> Your objective:
Return the lines exactly as they stand, beginning with the line that contains "feature-desc-line-1: Easily cleans" and continuing through the line that contains "subtitle-line-2: and heavy".

Bounding box entries
◆ ◆ ◆ ◆ ◆
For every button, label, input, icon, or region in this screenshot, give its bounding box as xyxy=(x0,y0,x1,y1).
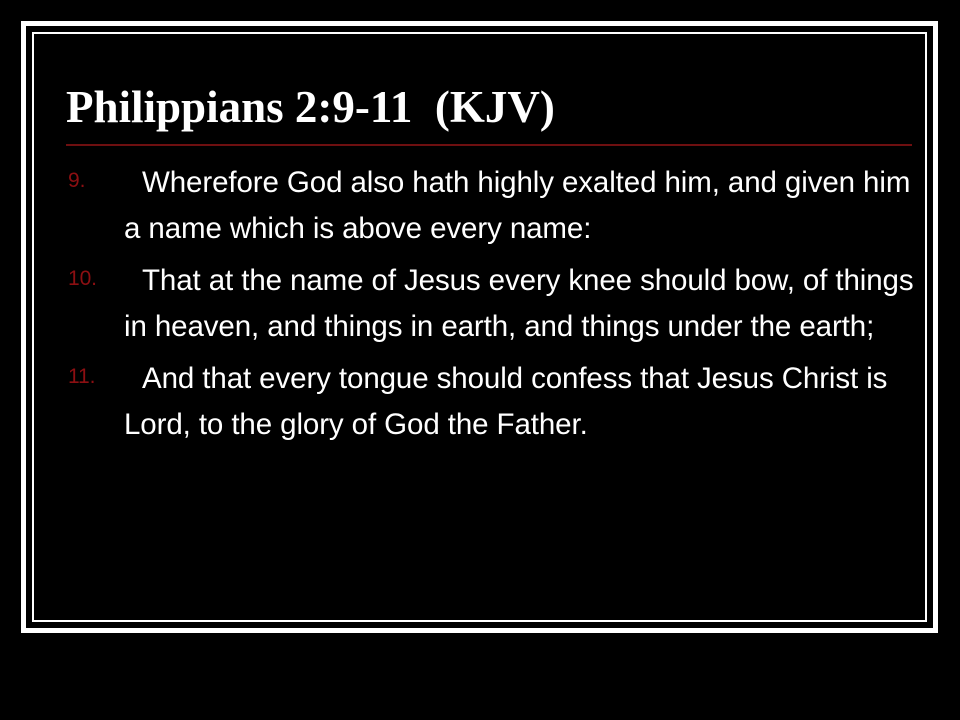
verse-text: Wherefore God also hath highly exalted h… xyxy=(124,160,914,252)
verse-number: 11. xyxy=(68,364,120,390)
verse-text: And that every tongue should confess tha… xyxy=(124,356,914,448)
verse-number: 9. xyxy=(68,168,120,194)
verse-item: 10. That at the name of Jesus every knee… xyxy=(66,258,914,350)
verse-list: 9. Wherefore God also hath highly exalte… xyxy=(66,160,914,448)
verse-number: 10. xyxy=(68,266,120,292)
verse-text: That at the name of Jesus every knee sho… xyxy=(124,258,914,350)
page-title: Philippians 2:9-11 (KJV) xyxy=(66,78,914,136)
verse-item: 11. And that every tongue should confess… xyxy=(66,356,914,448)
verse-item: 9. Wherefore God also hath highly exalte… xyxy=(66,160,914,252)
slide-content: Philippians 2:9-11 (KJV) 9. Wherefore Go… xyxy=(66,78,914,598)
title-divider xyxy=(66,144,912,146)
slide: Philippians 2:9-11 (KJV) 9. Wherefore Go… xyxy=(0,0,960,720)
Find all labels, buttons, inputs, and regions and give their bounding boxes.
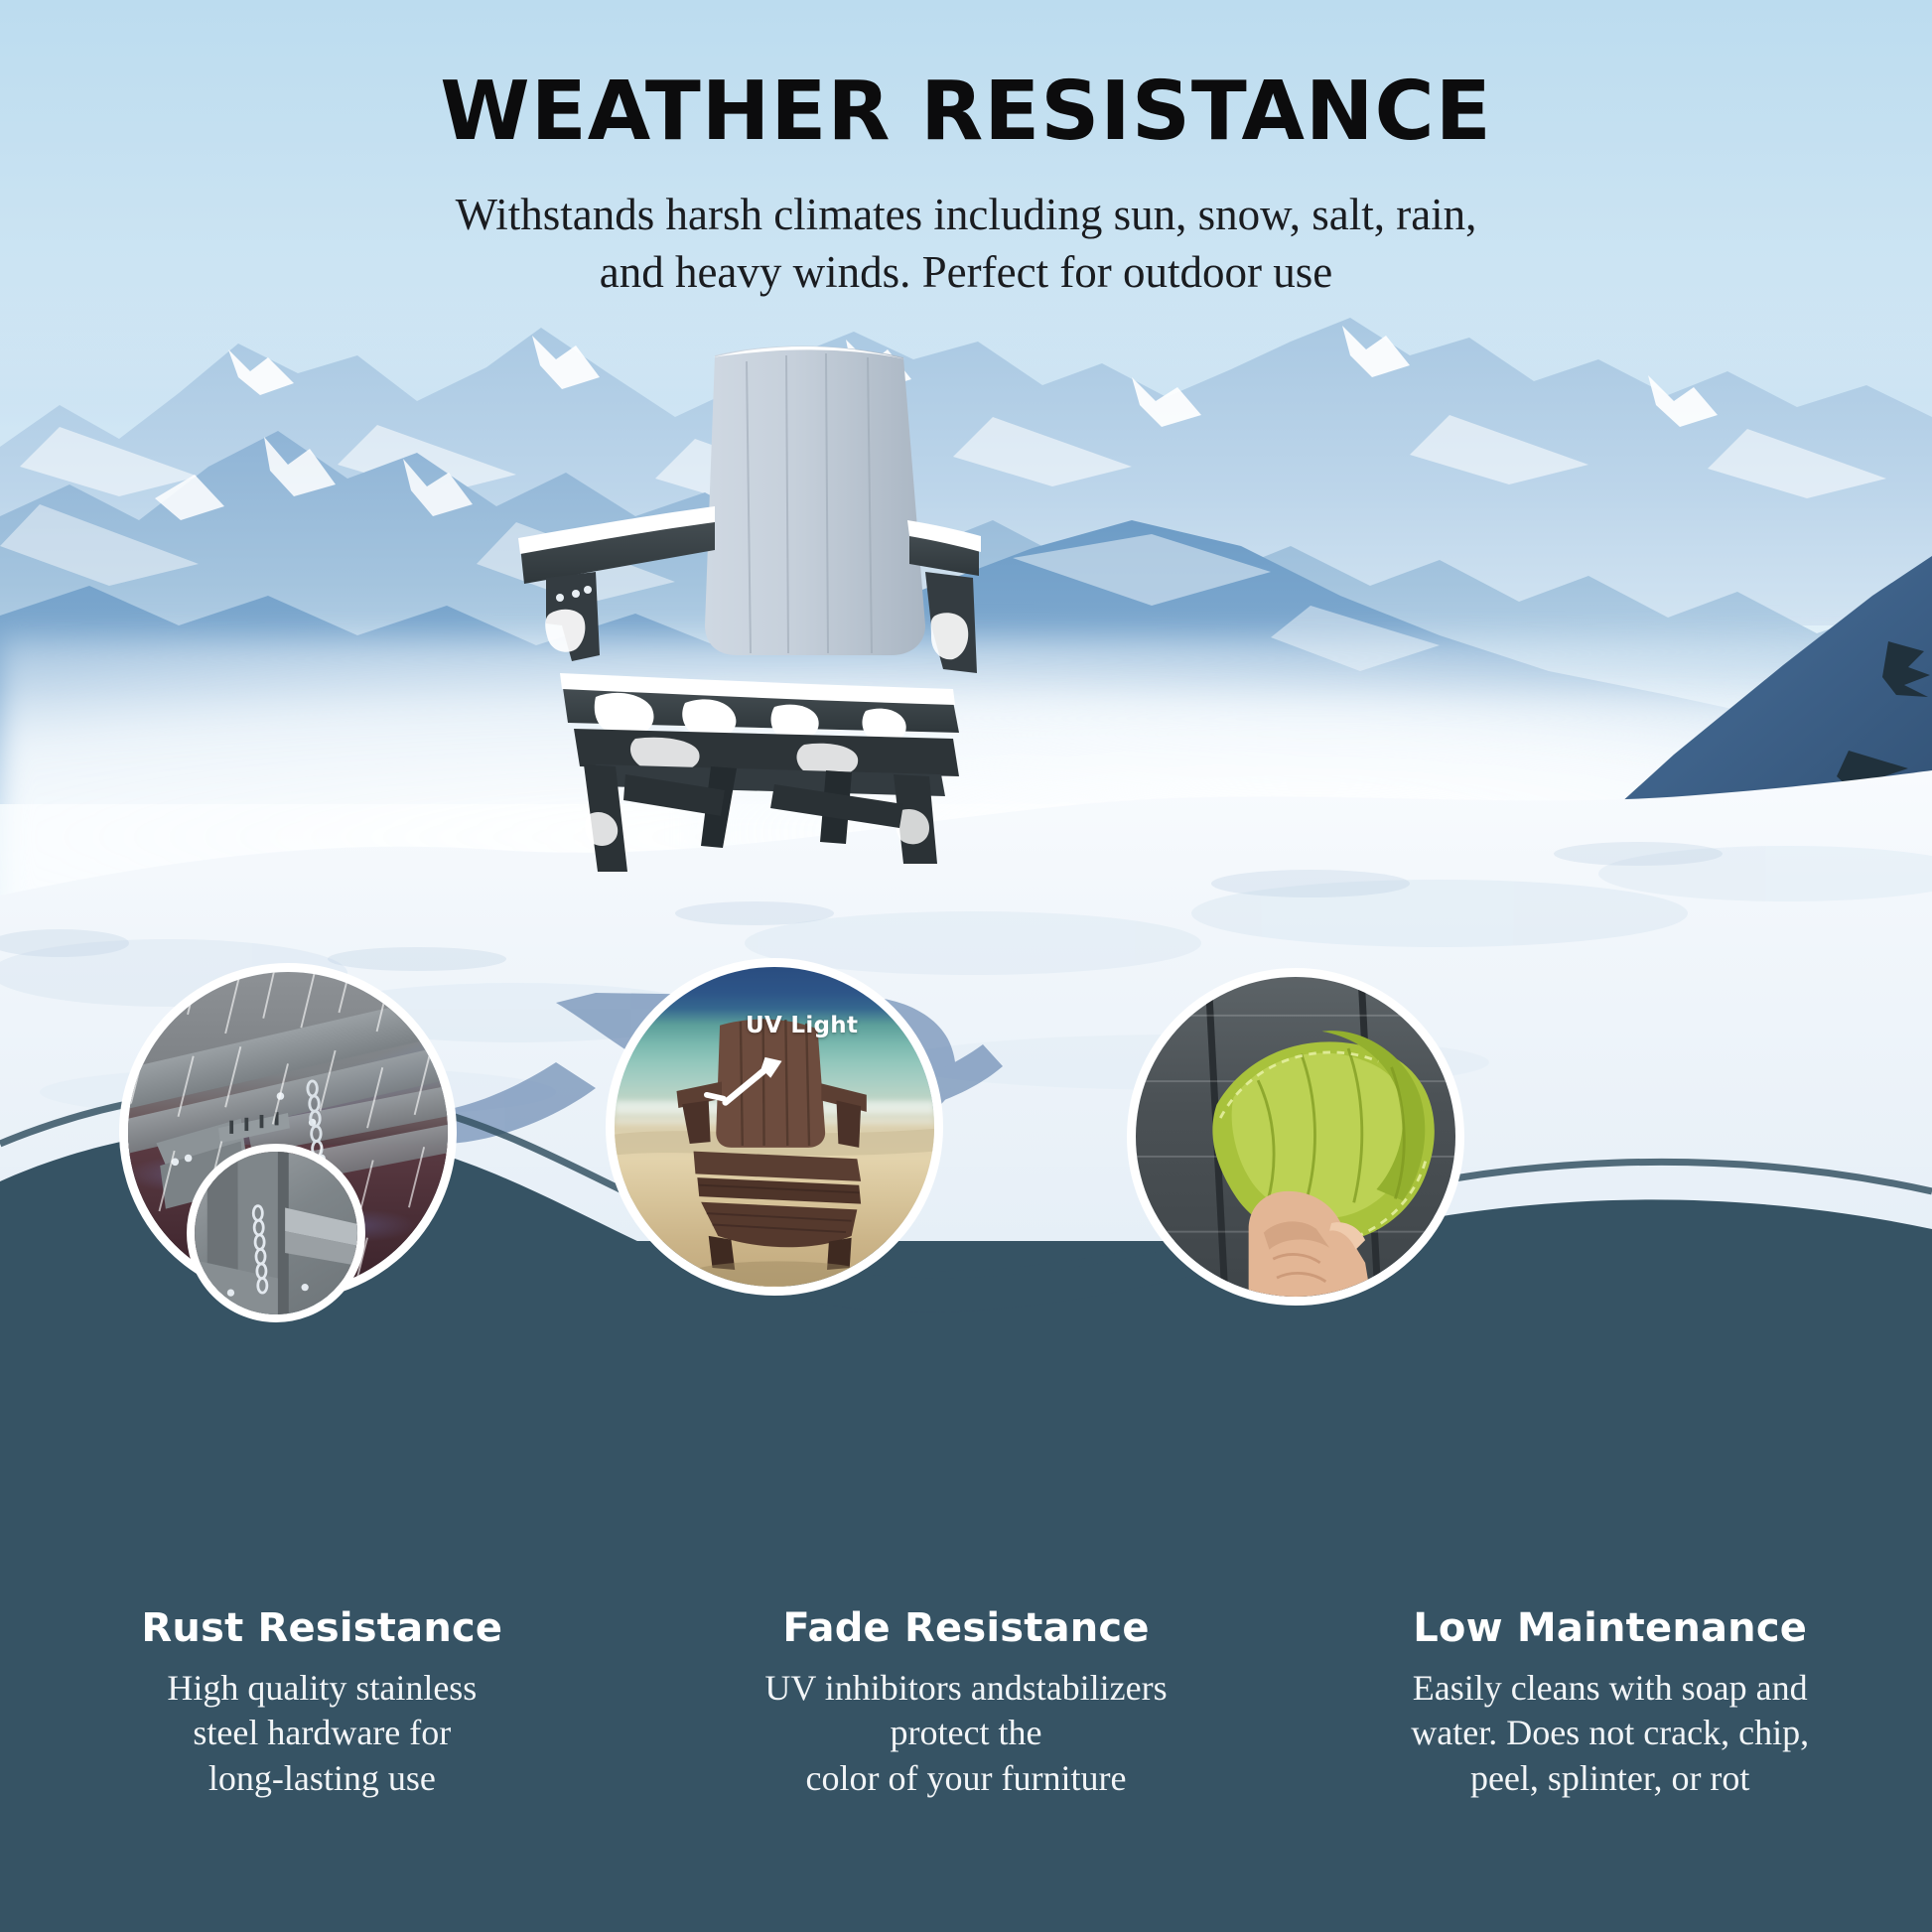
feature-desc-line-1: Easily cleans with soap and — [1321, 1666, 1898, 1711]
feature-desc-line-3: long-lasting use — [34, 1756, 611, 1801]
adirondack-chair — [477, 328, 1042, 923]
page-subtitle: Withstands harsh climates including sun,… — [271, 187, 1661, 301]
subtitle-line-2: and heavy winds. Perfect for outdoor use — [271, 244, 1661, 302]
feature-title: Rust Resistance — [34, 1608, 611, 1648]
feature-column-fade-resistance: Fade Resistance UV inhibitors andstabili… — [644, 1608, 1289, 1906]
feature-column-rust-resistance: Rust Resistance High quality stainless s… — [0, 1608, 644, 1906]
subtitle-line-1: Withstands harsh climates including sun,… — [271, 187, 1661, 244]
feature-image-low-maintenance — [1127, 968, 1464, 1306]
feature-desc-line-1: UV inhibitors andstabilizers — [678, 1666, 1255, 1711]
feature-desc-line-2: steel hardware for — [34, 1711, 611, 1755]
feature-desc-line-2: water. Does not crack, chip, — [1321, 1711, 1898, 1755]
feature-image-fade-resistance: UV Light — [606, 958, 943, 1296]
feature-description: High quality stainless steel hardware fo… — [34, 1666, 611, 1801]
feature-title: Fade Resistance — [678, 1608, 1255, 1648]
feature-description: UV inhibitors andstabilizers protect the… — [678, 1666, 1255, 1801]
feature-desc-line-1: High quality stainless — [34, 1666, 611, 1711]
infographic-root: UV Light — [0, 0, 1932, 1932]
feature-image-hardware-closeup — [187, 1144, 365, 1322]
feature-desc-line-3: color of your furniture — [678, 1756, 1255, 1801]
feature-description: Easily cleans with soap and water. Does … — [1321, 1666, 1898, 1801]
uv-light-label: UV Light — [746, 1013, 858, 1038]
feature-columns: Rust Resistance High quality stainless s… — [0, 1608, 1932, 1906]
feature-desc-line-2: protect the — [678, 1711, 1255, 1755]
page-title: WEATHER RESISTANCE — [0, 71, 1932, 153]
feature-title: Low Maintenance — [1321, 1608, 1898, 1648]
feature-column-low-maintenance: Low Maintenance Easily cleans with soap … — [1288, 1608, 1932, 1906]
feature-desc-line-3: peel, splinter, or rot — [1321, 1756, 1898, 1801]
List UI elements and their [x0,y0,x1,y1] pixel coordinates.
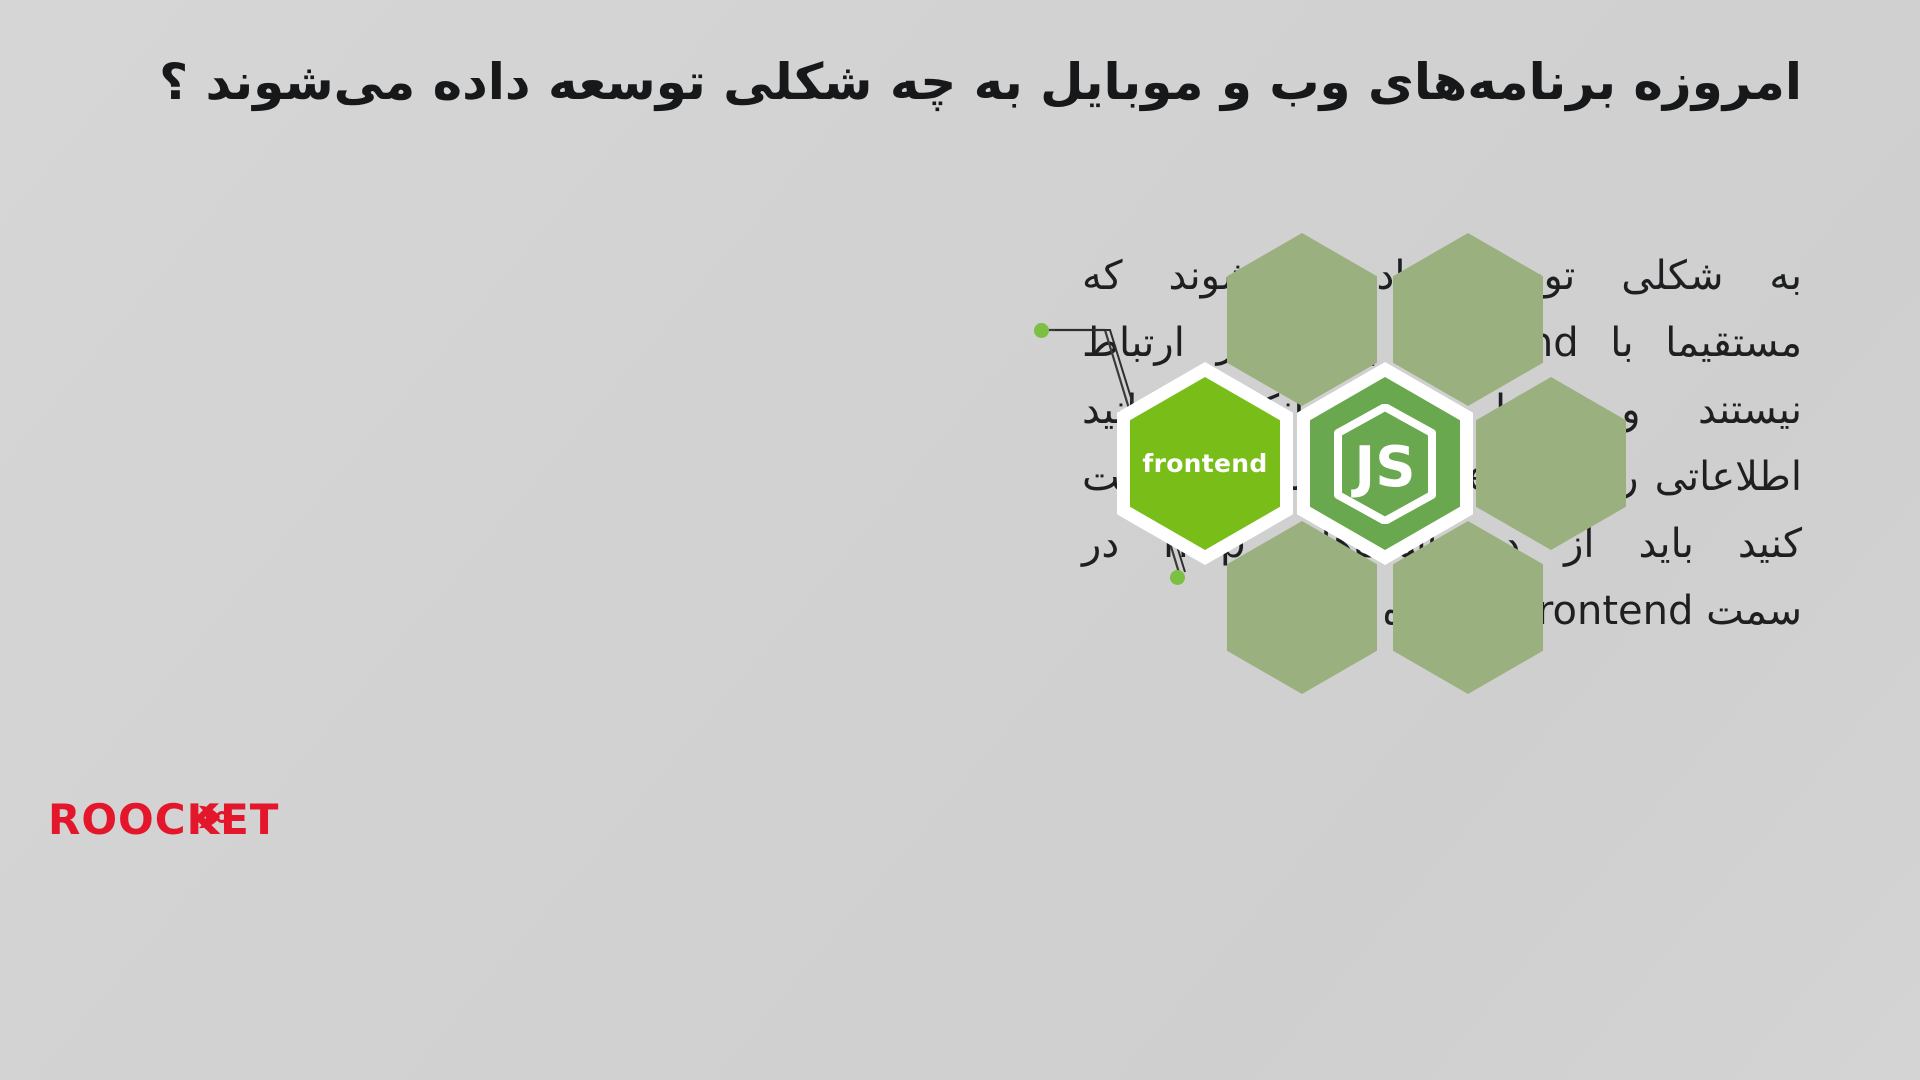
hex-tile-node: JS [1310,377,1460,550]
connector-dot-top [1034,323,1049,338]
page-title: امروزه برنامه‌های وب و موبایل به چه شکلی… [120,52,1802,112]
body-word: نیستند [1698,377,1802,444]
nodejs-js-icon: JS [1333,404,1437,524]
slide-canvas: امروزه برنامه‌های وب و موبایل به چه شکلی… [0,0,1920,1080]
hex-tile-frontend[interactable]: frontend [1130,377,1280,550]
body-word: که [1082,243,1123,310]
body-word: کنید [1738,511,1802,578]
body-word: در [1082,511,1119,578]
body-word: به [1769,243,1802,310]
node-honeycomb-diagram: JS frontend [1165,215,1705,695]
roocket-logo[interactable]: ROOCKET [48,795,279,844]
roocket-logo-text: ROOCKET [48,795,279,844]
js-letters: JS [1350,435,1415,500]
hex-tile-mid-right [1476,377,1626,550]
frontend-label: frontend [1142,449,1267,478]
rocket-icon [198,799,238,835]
◆ ◆ ◆ ◆ ◆
> Task response:
feature-desc-line-1: Easily cleans with soap and — [1321, 1666, 1898, 1711]
feature-desc-line-3: long-lasting use — [34, 1756, 611, 1801]
adirondack-chair — [477, 328, 1042, 923]
page-subtitle: Withstands harsh climates including sun,… — [271, 187, 1661, 301]
subtitle-line-2: and heavy winds. Perfect for outdoor use — [271, 244, 1661, 302]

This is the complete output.